START RECORDS FOR THIS EXERCISE
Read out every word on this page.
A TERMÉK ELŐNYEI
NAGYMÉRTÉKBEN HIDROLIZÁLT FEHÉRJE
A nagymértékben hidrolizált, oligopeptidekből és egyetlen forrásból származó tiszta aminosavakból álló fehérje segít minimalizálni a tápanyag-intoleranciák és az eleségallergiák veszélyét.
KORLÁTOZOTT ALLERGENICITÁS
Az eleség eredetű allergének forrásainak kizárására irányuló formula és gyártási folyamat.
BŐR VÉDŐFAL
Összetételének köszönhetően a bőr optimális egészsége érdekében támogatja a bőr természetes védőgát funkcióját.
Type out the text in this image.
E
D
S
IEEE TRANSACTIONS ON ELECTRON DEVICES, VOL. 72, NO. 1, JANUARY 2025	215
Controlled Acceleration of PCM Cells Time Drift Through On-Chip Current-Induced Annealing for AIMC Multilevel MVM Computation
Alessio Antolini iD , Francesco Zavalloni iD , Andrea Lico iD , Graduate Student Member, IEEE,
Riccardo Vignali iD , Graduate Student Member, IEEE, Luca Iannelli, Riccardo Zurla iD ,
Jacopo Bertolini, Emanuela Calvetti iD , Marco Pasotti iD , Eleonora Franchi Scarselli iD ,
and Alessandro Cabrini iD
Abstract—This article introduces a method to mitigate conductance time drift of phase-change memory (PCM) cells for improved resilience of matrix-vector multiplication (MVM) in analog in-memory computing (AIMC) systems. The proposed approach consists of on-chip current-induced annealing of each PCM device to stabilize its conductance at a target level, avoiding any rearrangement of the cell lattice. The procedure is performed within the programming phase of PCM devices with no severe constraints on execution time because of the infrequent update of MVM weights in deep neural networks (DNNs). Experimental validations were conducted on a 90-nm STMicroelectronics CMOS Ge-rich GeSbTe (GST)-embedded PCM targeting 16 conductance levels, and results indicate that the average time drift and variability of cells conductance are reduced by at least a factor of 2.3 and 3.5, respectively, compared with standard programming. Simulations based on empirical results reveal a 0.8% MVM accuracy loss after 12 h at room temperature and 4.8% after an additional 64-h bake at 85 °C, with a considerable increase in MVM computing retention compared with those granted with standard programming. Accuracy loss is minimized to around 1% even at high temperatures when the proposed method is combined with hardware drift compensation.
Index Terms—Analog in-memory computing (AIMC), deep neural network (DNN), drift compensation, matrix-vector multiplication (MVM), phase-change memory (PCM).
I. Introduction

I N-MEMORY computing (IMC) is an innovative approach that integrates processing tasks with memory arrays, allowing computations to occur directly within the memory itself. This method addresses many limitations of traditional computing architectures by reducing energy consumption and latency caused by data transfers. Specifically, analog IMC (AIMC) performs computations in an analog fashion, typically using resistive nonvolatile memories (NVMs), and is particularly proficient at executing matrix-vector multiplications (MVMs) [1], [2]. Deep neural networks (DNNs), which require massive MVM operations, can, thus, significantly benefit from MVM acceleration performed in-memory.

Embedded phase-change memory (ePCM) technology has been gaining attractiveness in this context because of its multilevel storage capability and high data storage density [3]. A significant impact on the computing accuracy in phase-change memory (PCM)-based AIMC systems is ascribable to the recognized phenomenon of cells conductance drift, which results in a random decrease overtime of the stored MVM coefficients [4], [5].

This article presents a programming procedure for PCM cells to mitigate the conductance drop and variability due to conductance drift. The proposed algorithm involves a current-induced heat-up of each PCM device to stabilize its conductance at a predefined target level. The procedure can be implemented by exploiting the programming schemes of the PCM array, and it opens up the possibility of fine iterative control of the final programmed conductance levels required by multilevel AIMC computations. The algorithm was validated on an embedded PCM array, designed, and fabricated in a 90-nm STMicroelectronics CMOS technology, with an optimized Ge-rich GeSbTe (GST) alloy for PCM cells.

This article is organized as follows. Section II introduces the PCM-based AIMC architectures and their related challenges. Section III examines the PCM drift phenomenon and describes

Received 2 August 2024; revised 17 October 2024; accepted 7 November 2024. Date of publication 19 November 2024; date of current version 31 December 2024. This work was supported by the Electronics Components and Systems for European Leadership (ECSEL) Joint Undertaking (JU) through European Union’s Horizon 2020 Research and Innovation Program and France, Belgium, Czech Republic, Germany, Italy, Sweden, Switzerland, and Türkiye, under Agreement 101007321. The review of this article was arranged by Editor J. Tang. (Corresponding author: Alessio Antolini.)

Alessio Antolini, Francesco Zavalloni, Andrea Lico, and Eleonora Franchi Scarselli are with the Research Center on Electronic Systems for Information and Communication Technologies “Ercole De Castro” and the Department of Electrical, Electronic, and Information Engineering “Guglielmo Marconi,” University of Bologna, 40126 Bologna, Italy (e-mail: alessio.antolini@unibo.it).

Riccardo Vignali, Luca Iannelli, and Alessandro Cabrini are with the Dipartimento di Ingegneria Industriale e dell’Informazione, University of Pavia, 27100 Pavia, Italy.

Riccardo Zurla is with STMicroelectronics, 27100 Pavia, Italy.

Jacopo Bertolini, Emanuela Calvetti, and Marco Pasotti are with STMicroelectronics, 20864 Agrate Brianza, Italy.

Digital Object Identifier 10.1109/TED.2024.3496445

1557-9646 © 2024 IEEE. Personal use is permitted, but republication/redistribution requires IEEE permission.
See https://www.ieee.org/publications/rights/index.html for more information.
END RECORDS FOR THIS EXERCISE
■ PROMPT
Copy out the records once more, exactly as they are written.

■ RESULT OF THE EXERCISE
Read out every word on this page.
A TERMÉK ELŐNYEI
NAGYMÉRTÉKBEN HIDROLIZÁLT FEHÉRJE
A nagymértékben hidrolizált, oligopeptidekből és egyetlen forrásból származó tiszta aminosavakból álló fehérje segít minimalizálni a tápanyag-intoleranciák és az eleségallergiák veszélyét.
KORLÁTOZOTT ALLERGENICITÁS
Az eleség eredetű allergének forrásainak kizárására irányuló formula és gyártási folyamat.
BŐR VÉDŐFAL
Összetételének köszönhetően a bőr optimális egészsége érdekében támogatja a bőr természetes védőgát funkcióját.
Type out the text in this image.
E
D
S
IEEE TRANSACTIONS ON ELECTRON DEVICES, VOL. 72, NO. 1, JANUARY 2025	215
Controlled Acceleration of PCM Cells Time Drift Through On-Chip Current-Induced Annealing for AIMC Multilevel MVM Computation
Alessio Antolini iD , Francesco Zavalloni iD , Andrea Lico iD , Graduate Student Member, IEEE,
Riccardo Vignali iD , Graduate Student Member, IEEE, Luca Iannelli, Riccardo Zurla iD ,
Jacopo Bertolini, Emanuela Calvetti iD , Marco Pasotti iD , Eleonora Franchi Scarselli iD ,
and Alessandro Cabrini iD
Abstract—This article introduces a method to mitigate conductance time drift of phase-change memory (PCM) cells for improved resilience of matrix-vector multiplication (MVM) in analog in-memory computing (AIMC) systems. The proposed approach consists of on-chip current-induced annealing of each PCM device to stabilize its conductance at a target level, avoiding any rearrangement of the cell lattice. The procedure is performed within the programming phase of PCM devices with no severe constraints on execution time because of the infrequent update of MVM weights in deep neural networks (DNNs). Experimental validations were conducted on a 90-nm STMicroelectronics CMOS Ge-rich GeSbTe (GST)-embedded PCM targeting 16 conductance levels, and results indicate that the average time drift and variability of cells conductance are reduced by at least a factor of 2.3 and 3.5, respectively, compared with standard programming. Simulations based on empirical results reveal a 0.8% MVM accuracy loss after 12 h at room temperature and 4.8% after an additional 64-h bake at 85 °C, with a considerable increase in MVM computing retention compared with those granted with standard programming. Accuracy loss is minimized to around 1% even at high temperatures when the proposed method is combined with hardware drift compensation.
Index Terms—Analog in-memory computing (AIMC), deep neural network (DNN), drift compensation, matrix-vector multiplication (MVM), phase-change memory (PCM).
I. Introduction

I N-MEMORY computing (IMC) is an innovative approach that integrates processing tasks with memory arrays, allowing computations to occur directly within the memory itself. This method addresses many limitations of traditional computing architectures by reducing energy consumption and latency caused by data transfers. Specifically, analog IMC (AIMC) performs computations in an analog fashion, typically using resistive nonvolatile memories (NVMs), and is particularly proficient at executing matrix-vector multiplications (MVMs) [1], [2]. Deep neural networks (DNNs), which require massive MVM operations, can, thus, significantly benefit from MVM acceleration performed in-memory.

Embedded phase-change memory (ePCM) technology has been gaining attractiveness in this context because of its multilevel storage capability and high data storage density [3]. A significant impact on the computing accuracy in phase-change memory (PCM)-based AIMC systems is ascribable to the recognized phenomenon of cells conductance drift, which results in a random decrease overtime of the stored MVM coefficients [4], [5].

This article presents a programming procedure for PCM cells to mitigate the conductance drop and variability due to conductance drift. The proposed algorithm involves a current-induced heat-up of each PCM device to stabilize its conductance at a predefined target level. The procedure can be implemented by exploiting the programming schemes of the PCM array, and it opens up the possibility of fine iterative control of the final programmed conductance levels required by multilevel AIMC computations. The algorithm was validated on an embedded PCM array, designed, and fabricated in a 90-nm STMicroelectronics CMOS technology, with an optimized Ge-rich GeSbTe (GST) alloy for PCM cells.

This article is organized as follows. Section II introduces the PCM-based AIMC architectures and their related challenges. Section III examines the PCM drift phenomenon and describes

Received 2 August 2024; revised 17 October 2024; accepted 7 November 2024. Date of publication 19 November 2024; date of current version 31 December 2024. This work was supported by the Electronics Components and Systems for European Leadership (ECSEL) Joint Undertaking (JU) through European Union’s Horizon 2020 Research and Innovation Program and France, Belgium, Czech Republic, Germany, Italy, Sweden, Switzerland, and Türkiye, under Agreement 101007321. The review of this article was arranged by Editor J. Tang. (Corresponding author: Alessio Antolini.)

Alessio Antolini, Francesco Zavalloni, Andrea Lico, and Eleonora Franchi Scarselli are with the Research Center on Electronic Systems for Information and Communication Technologies “Ercole De Castro” and the Department of Electrical, Electronic, and Information Engineering “Guglielmo Marconi,” University of Bologna, 40126 Bologna, Italy (e-mail: alessio.antolini@unibo.it).

Riccardo Vignali, Luca Iannelli, and Alessandro Cabrini are with the Dipartimento di Ingegneria Industriale e dell’Informazione, University of Pavia, 27100 Pavia, Italy.

Riccardo Zurla is with STMicroelectronics, 27100 Pavia, Italy.

Jacopo Bertolini, Emanuela Calvetti, and Marco Pasotti are with STMicroelectronics, 20864 Agrate Brianza, Italy.

Digital Object Identifier 10.1109/TED.2024.3496445

1557-9646 © 2024 IEEE. Personal use is permitted, but republication/redistribution requires IEEE permission.
See https://www.ieee.org/publications/rights/index.html for more information.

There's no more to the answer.